Posted on 09/27/2003 7:05:03 AM PDT by joesbucks

I've read over the course of the past few months the numerous threads regarding the use of telemarketing and the intrusion it has on our homes.

I had a long discussion with my wife who hates the intrusion. I ask her why did they call her? She had no idea. Well, despite the black eye telemarketers get, it's probably the most effective way to get business. Even Mrs. Me admitted that if they called about something that she had an interest in, she probably would buy. BINGO.

But let's look at if from another perspective. You will see numerous threads about how regulation is driving business from our shores to others. How we've taken manufacturing and moved it to low cost countries. Not because of productivity, but because of emission regulations or community groups that complain about the noise, smell or traffic caused by the facility. Even right to know and safety concerns. Changes necessary would be costly and not enforeced across the border or across the pond so companies locate there.

We seen threads about government regulation taking over our lives. Yet when it comes to a minor inconvience, we run to the government for help from the big bad telemarketers.

What's the difference between regulating out a obnoxiouis telephone call but not noxiouis fumes from the plant next door?

What happens when all the telemarketing jobs get exported to Ireland or India and our laws don't extend to them? And the calls continue cause we can't stop them.

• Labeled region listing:

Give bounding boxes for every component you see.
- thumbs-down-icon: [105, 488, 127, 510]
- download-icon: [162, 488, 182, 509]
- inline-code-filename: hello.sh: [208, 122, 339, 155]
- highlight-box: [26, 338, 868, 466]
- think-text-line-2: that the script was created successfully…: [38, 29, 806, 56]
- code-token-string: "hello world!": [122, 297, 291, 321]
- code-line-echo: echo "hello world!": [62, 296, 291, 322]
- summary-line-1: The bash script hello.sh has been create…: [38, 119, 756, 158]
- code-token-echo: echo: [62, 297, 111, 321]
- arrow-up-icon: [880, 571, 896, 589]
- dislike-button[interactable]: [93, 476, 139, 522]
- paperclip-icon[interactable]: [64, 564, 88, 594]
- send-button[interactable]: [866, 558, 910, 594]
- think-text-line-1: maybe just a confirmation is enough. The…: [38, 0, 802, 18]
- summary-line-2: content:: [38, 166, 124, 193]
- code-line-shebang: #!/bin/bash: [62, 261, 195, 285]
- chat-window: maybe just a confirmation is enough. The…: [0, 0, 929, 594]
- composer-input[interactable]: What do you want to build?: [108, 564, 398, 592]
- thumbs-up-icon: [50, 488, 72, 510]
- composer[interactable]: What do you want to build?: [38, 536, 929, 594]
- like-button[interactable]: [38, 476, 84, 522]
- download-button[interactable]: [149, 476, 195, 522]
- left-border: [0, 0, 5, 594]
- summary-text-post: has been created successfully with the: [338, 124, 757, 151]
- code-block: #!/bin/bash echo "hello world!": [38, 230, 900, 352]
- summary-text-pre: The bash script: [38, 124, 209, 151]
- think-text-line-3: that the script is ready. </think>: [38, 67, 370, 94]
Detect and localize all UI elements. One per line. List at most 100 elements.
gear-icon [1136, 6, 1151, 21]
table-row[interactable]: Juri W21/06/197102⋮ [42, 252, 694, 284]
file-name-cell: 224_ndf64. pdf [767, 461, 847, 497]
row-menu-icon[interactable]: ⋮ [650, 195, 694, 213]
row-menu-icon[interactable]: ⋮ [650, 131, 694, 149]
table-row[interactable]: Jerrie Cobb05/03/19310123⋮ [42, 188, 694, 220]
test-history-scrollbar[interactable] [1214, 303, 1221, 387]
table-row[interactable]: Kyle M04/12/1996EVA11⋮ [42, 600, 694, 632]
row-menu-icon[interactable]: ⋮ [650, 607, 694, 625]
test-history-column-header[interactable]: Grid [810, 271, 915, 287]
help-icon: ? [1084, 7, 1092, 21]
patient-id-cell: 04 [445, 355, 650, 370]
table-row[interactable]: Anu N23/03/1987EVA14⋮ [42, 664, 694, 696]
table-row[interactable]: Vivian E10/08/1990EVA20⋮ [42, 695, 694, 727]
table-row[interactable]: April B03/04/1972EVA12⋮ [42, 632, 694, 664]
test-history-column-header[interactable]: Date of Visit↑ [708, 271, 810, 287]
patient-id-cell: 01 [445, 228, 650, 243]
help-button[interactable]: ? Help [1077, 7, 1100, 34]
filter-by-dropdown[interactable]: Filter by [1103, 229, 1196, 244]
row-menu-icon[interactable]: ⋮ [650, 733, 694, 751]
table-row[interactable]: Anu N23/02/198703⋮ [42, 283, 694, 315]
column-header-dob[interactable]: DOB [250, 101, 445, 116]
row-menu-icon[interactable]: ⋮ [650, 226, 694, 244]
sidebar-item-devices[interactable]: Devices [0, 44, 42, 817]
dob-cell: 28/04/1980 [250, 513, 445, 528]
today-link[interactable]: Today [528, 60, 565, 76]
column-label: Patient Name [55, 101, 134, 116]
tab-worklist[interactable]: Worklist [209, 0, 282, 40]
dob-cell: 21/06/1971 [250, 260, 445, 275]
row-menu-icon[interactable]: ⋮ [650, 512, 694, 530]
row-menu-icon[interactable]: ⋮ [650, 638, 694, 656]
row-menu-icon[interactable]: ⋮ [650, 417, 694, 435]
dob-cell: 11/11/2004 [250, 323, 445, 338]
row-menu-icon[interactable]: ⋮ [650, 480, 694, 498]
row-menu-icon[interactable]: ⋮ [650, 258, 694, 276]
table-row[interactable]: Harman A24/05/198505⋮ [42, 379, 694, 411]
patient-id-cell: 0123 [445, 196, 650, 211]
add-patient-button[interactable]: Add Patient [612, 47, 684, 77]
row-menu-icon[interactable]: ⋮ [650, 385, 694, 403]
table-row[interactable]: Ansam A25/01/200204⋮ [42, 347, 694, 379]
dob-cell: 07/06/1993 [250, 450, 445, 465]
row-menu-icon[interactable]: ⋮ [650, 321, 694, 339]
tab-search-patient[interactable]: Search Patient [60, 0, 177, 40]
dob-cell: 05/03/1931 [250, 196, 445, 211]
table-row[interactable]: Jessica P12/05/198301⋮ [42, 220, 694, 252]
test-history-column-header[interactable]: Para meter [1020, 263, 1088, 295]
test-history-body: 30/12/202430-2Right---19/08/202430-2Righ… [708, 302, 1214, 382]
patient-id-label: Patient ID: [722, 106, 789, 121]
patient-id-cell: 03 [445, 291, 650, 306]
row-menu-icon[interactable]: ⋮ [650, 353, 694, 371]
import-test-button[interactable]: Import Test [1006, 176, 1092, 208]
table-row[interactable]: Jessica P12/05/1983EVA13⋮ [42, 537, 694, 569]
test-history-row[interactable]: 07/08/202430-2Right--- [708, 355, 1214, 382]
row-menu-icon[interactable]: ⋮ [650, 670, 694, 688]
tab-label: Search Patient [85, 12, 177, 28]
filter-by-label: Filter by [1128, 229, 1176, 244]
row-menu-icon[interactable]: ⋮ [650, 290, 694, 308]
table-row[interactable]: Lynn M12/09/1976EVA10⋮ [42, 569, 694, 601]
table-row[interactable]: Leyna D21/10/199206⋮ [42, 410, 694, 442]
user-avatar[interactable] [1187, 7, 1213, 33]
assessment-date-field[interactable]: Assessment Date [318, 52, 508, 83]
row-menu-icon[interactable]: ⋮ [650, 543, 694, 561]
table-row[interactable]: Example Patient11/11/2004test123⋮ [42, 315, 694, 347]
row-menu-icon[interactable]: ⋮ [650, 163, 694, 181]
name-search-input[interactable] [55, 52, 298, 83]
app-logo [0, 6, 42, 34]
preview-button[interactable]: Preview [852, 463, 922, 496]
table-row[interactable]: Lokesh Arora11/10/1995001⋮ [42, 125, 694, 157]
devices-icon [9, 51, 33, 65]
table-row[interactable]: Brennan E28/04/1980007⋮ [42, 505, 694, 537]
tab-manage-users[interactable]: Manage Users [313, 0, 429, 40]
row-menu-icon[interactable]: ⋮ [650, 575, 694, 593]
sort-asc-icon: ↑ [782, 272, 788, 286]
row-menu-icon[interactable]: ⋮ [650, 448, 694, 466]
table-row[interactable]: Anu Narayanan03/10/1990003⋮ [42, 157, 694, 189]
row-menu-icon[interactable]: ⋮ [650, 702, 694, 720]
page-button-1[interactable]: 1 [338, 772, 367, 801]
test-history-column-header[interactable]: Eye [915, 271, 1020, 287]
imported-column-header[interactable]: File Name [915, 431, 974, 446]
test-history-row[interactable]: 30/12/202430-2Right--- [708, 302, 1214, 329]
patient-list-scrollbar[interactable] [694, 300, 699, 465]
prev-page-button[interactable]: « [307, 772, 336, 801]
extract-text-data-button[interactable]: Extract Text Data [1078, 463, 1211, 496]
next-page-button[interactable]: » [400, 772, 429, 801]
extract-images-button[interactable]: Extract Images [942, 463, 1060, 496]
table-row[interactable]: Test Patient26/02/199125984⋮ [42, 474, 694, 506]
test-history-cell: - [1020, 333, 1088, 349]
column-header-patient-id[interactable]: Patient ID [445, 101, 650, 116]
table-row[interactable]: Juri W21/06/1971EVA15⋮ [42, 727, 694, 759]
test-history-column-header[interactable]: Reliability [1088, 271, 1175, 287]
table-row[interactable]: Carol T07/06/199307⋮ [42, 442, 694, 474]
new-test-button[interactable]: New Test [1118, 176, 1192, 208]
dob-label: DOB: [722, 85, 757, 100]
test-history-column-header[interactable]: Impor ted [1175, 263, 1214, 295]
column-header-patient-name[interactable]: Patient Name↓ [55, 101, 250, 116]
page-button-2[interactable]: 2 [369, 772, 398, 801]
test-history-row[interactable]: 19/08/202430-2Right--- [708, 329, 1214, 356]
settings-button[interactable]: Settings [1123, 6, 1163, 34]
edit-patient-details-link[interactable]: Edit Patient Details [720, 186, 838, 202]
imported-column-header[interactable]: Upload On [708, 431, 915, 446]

• OBJECTIVE:
Please write out the passage of the telemarketing post above between "We seen threads" and "big bad telemarketers.", inclusive.

• EXERCISE OUTPUT:
We seen threads about government regulation taking over our lives. Yet when it comes to a minor inconvience, we run to the government for help from the big bad telemarketers.